Make an exact copy of the listing below.
## Start Supplied records
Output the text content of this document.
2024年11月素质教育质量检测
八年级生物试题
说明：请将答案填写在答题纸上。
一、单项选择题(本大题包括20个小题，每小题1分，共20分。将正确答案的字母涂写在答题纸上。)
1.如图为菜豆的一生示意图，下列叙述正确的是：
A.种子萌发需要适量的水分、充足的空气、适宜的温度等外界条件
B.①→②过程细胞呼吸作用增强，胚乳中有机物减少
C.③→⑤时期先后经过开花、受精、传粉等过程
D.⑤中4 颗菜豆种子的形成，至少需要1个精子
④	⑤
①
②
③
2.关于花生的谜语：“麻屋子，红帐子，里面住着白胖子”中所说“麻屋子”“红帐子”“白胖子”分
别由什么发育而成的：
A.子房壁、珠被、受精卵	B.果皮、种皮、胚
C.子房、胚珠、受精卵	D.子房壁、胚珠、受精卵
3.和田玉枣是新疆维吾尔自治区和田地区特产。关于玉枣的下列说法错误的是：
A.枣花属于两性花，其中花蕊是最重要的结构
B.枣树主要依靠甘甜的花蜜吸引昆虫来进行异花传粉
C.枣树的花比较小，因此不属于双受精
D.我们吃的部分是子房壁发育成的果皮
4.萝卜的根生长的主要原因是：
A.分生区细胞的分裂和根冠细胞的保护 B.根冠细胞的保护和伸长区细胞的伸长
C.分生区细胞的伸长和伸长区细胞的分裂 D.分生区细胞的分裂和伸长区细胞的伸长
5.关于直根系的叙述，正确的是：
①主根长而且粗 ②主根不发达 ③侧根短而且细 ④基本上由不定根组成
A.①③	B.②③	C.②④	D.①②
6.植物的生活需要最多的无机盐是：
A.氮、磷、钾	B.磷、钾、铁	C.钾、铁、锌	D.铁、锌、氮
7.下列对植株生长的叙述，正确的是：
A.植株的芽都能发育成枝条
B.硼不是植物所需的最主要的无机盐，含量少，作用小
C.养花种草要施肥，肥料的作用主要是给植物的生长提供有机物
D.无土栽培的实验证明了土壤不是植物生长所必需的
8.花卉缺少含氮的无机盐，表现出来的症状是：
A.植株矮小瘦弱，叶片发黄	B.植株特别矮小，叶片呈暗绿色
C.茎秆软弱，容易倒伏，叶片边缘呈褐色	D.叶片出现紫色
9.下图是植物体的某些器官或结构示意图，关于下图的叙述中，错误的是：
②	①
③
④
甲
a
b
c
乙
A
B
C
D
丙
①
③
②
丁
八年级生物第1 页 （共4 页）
## End Supplied records
- Task result
Output the text content of this document.
2024年11月素质教育质量检测
八年级生物试题
说明：请将答案填写在答题纸上。
一、单项选择题(本大题包括20个小题，每小题1分，共20分。将正确答案的字母涂写在答题纸上。)
1.如图为菜豆的一生示意图，下列叙述正确的是：
A.种子萌发需要适量的水分、充足的空气、适宜的温度等外界条件
B.①→②过程细胞呼吸作用增强，胚乳中有机物减少
C.③→⑤时期先后经过开花、受精、传粉等过程
D.⑤中4 颗菜豆种子的形成，至少需要1个精子
④	⑤
①
②
③
2.关于花生的谜语：“麻屋子，红帐子，里面住着白胖子”中所说“麻屋子”“红帐子”“白胖子”分
别由什么发育而成的：
A.子房壁、珠被、受精卵	B.果皮、种皮、胚
C.子房、胚珠、受精卵	D.子房壁、胚珠、受精卵
3.和田玉枣是新疆维吾尔自治区和田地区特产。关于玉枣的下列说法错误的是：
A.枣花属于两性花，其中花蕊是最重要的结构
B.枣树主要依靠甘甜的花蜜吸引昆虫来进行异花传粉
C.枣树的花比较小，因此不属于双受精
D.我们吃的部分是子房壁发育成的果皮
4.萝卜的根生长的主要原因是：
A.分生区细胞的分裂和根冠细胞的保护 B.根冠细胞的保护和伸长区细胞的伸长
C.分生区细胞的伸长和伸长区细胞的分裂 D.分生区细胞的分裂和伸长区细胞的伸长
5.关于直根系的叙述，正确的是：
①主根长而且粗 ②主根不发达 ③侧根短而且细 ④基本上由不定根组成
A.①③	B.②③	C.②④	D.①②
6.植物的生活需要最多的无机盐是：
A.氮、磷、钾	B.磷、钾、铁	C.钾、铁、锌	D.铁、锌、氮
7.下列对植株生长的叙述，正确的是：
A.植株的芽都能发育成枝条
B.硼不是植物所需的最主要的无机盐，含量少，作用小
C.养花种草要施肥，肥料的作用主要是给植物的生长提供有机物
D.无土栽培的实验证明了土壤不是植物生长所必需的
8.花卉缺少含氮的无机盐，表现出来的症状是：
A.植株矮小瘦弱，叶片发黄	B.植株特别矮小，叶片呈暗绿色
C.茎秆软弱，容易倒伏，叶片边缘呈褐色	D.叶片出现紫色
9.下图是植物体的某些器官或结构示意图，关于下图的叙述中，错误的是：
②	①
③
④
甲
a
b
c
乙
A
B
C
D
丙
①
③
②
丁
八年级生物第1 页 （共4 页）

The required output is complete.